(Source data)
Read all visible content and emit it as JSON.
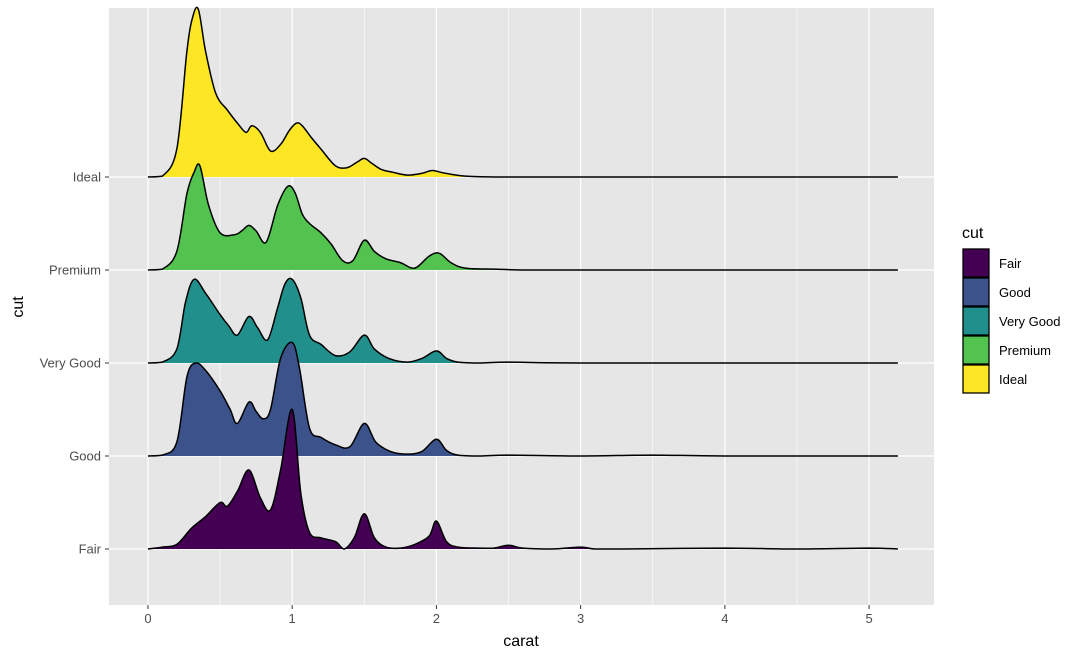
{
  "chart_data": {
    "type": "ridgeline",
    "title": "",
    "xlabel": "carat",
    "ylabel": "cut",
    "xlim": [
      -0.27,
      5.45
    ],
    "x_ticks": [
      0,
      1,
      2,
      3,
      4,
      5
    ],
    "x_tick_labels": [
      "0",
      "1",
      "2",
      "3",
      "4",
      "5"
    ],
    "categories": [
      "Fair",
      "Good",
      "Very Good",
      "Premium",
      "Ideal"
    ],
    "grid": true,
    "panel_background": "#e6e6e6",
    "grid_color": "#ffffff",
    "outline_color": "#000000",
    "legend": {
      "title": "cut",
      "position": "right",
      "entries": [
        "Fair",
        "Good",
        "Very Good",
        "Premium",
        "Ideal"
      ]
    },
    "series": [
      {
        "name": "Fair",
        "color": "#440154",
        "x": [
          0.0,
          0.1,
          0.2,
          0.3,
          0.4,
          0.5,
          0.55,
          0.62,
          0.7,
          0.78,
          0.85,
          0.92,
          1.0,
          1.06,
          1.12,
          1.2,
          1.3,
          1.36,
          1.43,
          1.5,
          1.57,
          1.65,
          1.75,
          1.85,
          1.95,
          2.0,
          2.07,
          2.15,
          2.3,
          2.4,
          2.5,
          2.6,
          2.8,
          3.0,
          3.1,
          3.3,
          4.0,
          4.5,
          5.0,
          5.2
        ],
        "density": [
          0.0,
          0.02,
          0.05,
          0.22,
          0.35,
          0.5,
          0.46,
          0.62,
          0.85,
          0.55,
          0.42,
          0.85,
          1.5,
          0.6,
          0.18,
          0.12,
          0.08,
          0.0,
          0.12,
          0.38,
          0.12,
          0.02,
          0.01,
          0.05,
          0.14,
          0.3,
          0.08,
          0.02,
          0.01,
          0.01,
          0.04,
          0.01,
          0.0,
          0.02,
          0.0,
          0.0,
          0.01,
          0.0,
          0.01,
          0.0
        ]
      },
      {
        "name": "Good",
        "color": "#3b528b",
        "x": [
          0.0,
          0.1,
          0.2,
          0.27,
          0.33,
          0.4,
          0.5,
          0.57,
          0.62,
          0.7,
          0.75,
          0.8,
          0.85,
          0.92,
          1.0,
          1.05,
          1.12,
          1.2,
          1.3,
          1.4,
          1.5,
          1.58,
          1.68,
          1.8,
          1.9,
          2.0,
          2.07,
          2.15,
          2.3,
          2.5,
          3.0,
          3.5,
          4.0,
          5.2
        ],
        "density": [
          0.0,
          0.01,
          0.15,
          0.85,
          1.0,
          0.92,
          0.7,
          0.5,
          0.35,
          0.58,
          0.48,
          0.4,
          0.5,
          1.05,
          1.22,
          0.95,
          0.3,
          0.2,
          0.12,
          0.1,
          0.35,
          0.15,
          0.05,
          0.02,
          0.05,
          0.18,
          0.06,
          0.01,
          0.0,
          0.01,
          0.0,
          0.01,
          0.0,
          0.0
        ]
      },
      {
        "name": "Very Good",
        "color": "#21908d",
        "x": [
          0.0,
          0.1,
          0.2,
          0.26,
          0.32,
          0.4,
          0.5,
          0.56,
          0.62,
          0.7,
          0.76,
          0.83,
          0.9,
          0.95,
          1.0,
          1.06,
          1.12,
          1.2,
          1.3,
          1.4,
          1.5,
          1.57,
          1.67,
          1.8,
          1.9,
          2.0,
          2.07,
          2.15,
          2.3,
          2.5,
          3.0,
          5.2
        ],
        "density": [
          0.0,
          0.01,
          0.15,
          0.65,
          0.9,
          0.75,
          0.52,
          0.4,
          0.3,
          0.5,
          0.38,
          0.25,
          0.6,
          0.85,
          0.9,
          0.7,
          0.3,
          0.2,
          0.08,
          0.12,
          0.3,
          0.15,
          0.05,
          0.01,
          0.05,
          0.13,
          0.05,
          0.01,
          0.0,
          0.01,
          0.0,
          0.0
        ]
      },
      {
        "name": "Premium",
        "color": "#51c34e",
        "x": [
          0.0,
          0.1,
          0.2,
          0.27,
          0.32,
          0.36,
          0.42,
          0.5,
          0.6,
          0.65,
          0.7,
          0.75,
          0.82,
          0.9,
          0.97,
          1.02,
          1.07,
          1.12,
          1.2,
          1.27,
          1.35,
          1.42,
          1.5,
          1.57,
          1.65,
          1.75,
          1.85,
          1.95,
          2.02,
          2.1,
          2.2,
          2.4,
          2.6,
          3.0,
          5.2
        ],
        "density": [
          0.0,
          0.01,
          0.2,
          0.82,
          1.05,
          1.12,
          0.7,
          0.4,
          0.38,
          0.42,
          0.48,
          0.42,
          0.3,
          0.7,
          0.9,
          0.83,
          0.6,
          0.5,
          0.4,
          0.28,
          0.1,
          0.1,
          0.32,
          0.2,
          0.12,
          0.08,
          0.02,
          0.15,
          0.18,
          0.08,
          0.02,
          0.01,
          0.0,
          0.0,
          0.0
        ]
      },
      {
        "name": "Ideal",
        "color": "#fde725",
        "x": [
          0.0,
          0.1,
          0.2,
          0.27,
          0.31,
          0.35,
          0.4,
          0.47,
          0.55,
          0.62,
          0.68,
          0.72,
          0.78,
          0.85,
          0.92,
          0.98,
          1.03,
          1.07,
          1.13,
          1.2,
          1.3,
          1.38,
          1.45,
          1.5,
          1.55,
          1.62,
          1.7,
          1.8,
          1.9,
          1.97,
          2.03,
          2.1,
          2.2,
          2.4,
          2.6,
          3.0,
          5.2
        ],
        "density": [
          0.0,
          0.01,
          0.3,
          1.35,
          1.72,
          1.8,
          1.35,
          0.9,
          0.72,
          0.58,
          0.48,
          0.55,
          0.48,
          0.28,
          0.35,
          0.5,
          0.58,
          0.55,
          0.43,
          0.3,
          0.12,
          0.1,
          0.16,
          0.2,
          0.15,
          0.08,
          0.05,
          0.02,
          0.04,
          0.07,
          0.05,
          0.03,
          0.01,
          0.0,
          0.0,
          0.0,
          0.0
        ]
      }
    ]
  }
}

== Stated problem ==
Retype all of the entries exactly as written, leaving out any images.

== Response to this exercise ==
Read all visible content and emit it as JSON.
{
  "chart_data": {
    "type": "ridgeline",
    "title": "",
    "xlabel": "carat",
    "ylabel": "cut",
    "xlim": [
      -0.27,
      5.45
    ],
    "x_ticks": [
      0,
      1,
      2,
      3,
      4,
      5
    ],
    "x_tick_labels": [
      "0",
      "1",
      "2",
      "3",
      "4",
      "5"
    ],
    "categories": [
      "Fair",
      "Good",
      "Very Good",
      "Premium",
      "Ideal"
    ],
    "grid": true,
    "panel_background": "#e6e6e6",
    "grid_color": "#ffffff",
    "outline_color": "#000000",
    "legend": {
      "title": "cut",
      "position": "right",
      "entries": [
        "Fair",
        "Good",
        "Very Good",
        "Premium",
        "Ideal"
      ]
    },
    "series": [
      {
        "name": "Fair",
        "color": "#440154",
        "x": [
          0.0,
          0.1,
          0.2,
          0.3,
          0.4,
          0.5,
          0.55,
          0.62,
          0.7,
          0.78,
          0.85,
          0.92,
          1.0,
          1.06,
          1.12,
          1.2,
          1.3,
          1.36,
          1.43,
          1.5,
          1.57,
          1.65,
          1.75,
          1.85,
          1.95,
          2.0,
          2.07,
          2.15,
          2.3,
          2.4,
          2.5,
          2.6,
          2.8,
          3.0,
          3.1,
          3.3,
          4.0,
          4.5,
          5.0,
          5.2
        ],
        "density": [
          0.0,
          0.02,
          0.05,
          0.22,
          0.35,
          0.5,
          0.46,
          0.62,
          0.85,
          0.55,
          0.42,
          0.85,
          1.5,
          0.6,
          0.18,
          0.12,
          0.08,
          0.0,
          0.12,
          0.38,
          0.12,
          0.02,
          0.01,
          0.05,
          0.14,
          0.3,
          0.08,
          0.02,
          0.01,
          0.01,
          0.04,
          0.01,
          0.0,
          0.02,
          0.0,
          0.0,
          0.01,
          0.0,
          0.01,
          0.0
        ]
      },
      {
        "name": "Good",
        "color": "#3b528b",
        "x": [
          0.0,
          0.1,
          0.2,
          0.27,
          0.33,
          0.4,
          0.5,
          0.57,
          0.62,
          0.7,
          0.75,
          0.8,
          0.85,
          0.92,
          1.0,
          1.05,
          1.12,
          1.2,
          1.3,
          1.4,
          1.5,
          1.58,
          1.68,
          1.8,
          1.9,
          2.0,
          2.07,
          2.15,
          2.3,
          2.5,
          3.0,
          3.5,
          4.0,
          5.2
        ],
        "density": [
          0.0,
          0.01,
          0.15,
          0.85,
          1.0,
          0.92,
          0.7,
          0.5,
          0.35,
          0.58,
          0.48,
          0.4,
          0.5,
          1.05,
          1.22,
          0.95,
          0.3,
          0.2,
          0.12,
          0.1,
          0.35,
          0.15,
          0.05,
          0.02,
          0.05,
          0.18,
          0.06,
          0.01,
          0.0,
          0.01,
          0.0,
          0.01,
          0.0,
          0.0
        ]
      },
      {
        "name": "Very Good",
        "color": "#21908d",
        "x": [
          0.0,
          0.1,
          0.2,
          0.26,
          0.32,
          0.4,
          0.5,
          0.56,
          0.62,
          0.7,
          0.76,
          0.83,
          0.9,
          0.95,
          1.0,
          1.06,
          1.12,
          1.2,
          1.3,
          1.4,
          1.5,
          1.57,
          1.67,
          1.8,
          1.9,
          2.0,
          2.07,
          2.15,
          2.3,
          2.5,
          3.0,
          5.2
        ],
        "density": [
          0.0,
          0.01,
          0.15,
          0.65,
          0.9,
          0.75,
          0.52,
          0.4,
          0.3,
          0.5,
          0.38,
          0.25,
          0.6,
          0.85,
          0.9,
          0.7,
          0.3,
          0.2,
          0.08,
          0.12,
          0.3,
          0.15,
          0.05,
          0.01,
          0.05,
          0.13,
          0.05,
          0.01,
          0.0,
          0.01,
          0.0,
          0.0
        ]
      },
      {
        "name": "Premium",
        "color": "#51c34e",
        "x": [
          0.0,
          0.1,
          0.2,
          0.27,
          0.32,
          0.36,
          0.42,
          0.5,
          0.6,
          0.65,
          0.7,
          0.75,
          0.82,
          0.9,
          0.97,
          1.02,
          1.07,
          1.12,
          1.2,
          1.27,
          1.35,
          1.42,
          1.5,
          1.57,
          1.65,
          1.75,
          1.85,
          1.95,
          2.02,
          2.1,
          2.2,
          2.4,
          2.6,
          3.0,
          5.2
        ],
        "density": [
          0.0,
          0.01,
          0.2,
          0.82,
          1.05,
          1.12,
          0.7,
          0.4,
          0.38,
          0.42,
          0.48,
          0.42,
          0.3,
          0.7,
          0.9,
          0.83,
          0.6,
          0.5,
          0.4,
          0.28,
          0.1,
          0.1,
          0.32,
          0.2,
          0.12,
          0.08,
          0.02,
          0.15,
          0.18,
          0.08,
          0.02,
          0.01,
          0.0,
          0.0,
          0.0
        ]
      },
      {
        "name": "Ideal",
        "color": "#fde725",
        "x": [
          0.0,
          0.1,
          0.2,
          0.27,
          0.31,
          0.35,
          0.4,
          0.47,
          0.55,
          0.62,
          0.68,
          0.72,
          0.78,
          0.85,
          0.92,
          0.98,
          1.03,
          1.07,
          1.13,
          1.2,
          1.3,
          1.38,
          1.45,
          1.5,
          1.55,
          1.62,
          1.7,
          1.8,
          1.9,
          1.97,
          2.03,
          2.1,
          2.2,
          2.4,
          2.6,
          3.0,
          5.2
        ],
        "density": [
          0.0,
          0.01,
          0.3,
          1.35,
          1.72,
          1.8,
          1.35,
          0.9,
          0.72,
          0.58,
          0.48,
          0.55,
          0.48,
          0.28,
          0.35,
          0.5,
          0.58,
          0.55,
          0.43,
          0.3,
          0.12,
          0.1,
          0.16,
          0.2,
          0.15,
          0.08,
          0.05,
          0.02,
          0.04,
          0.07,
          0.05,
          0.03,
          0.01,
          0.0,
          0.0,
          0.0,
          0.0
        ]
      }
    ]
  }
}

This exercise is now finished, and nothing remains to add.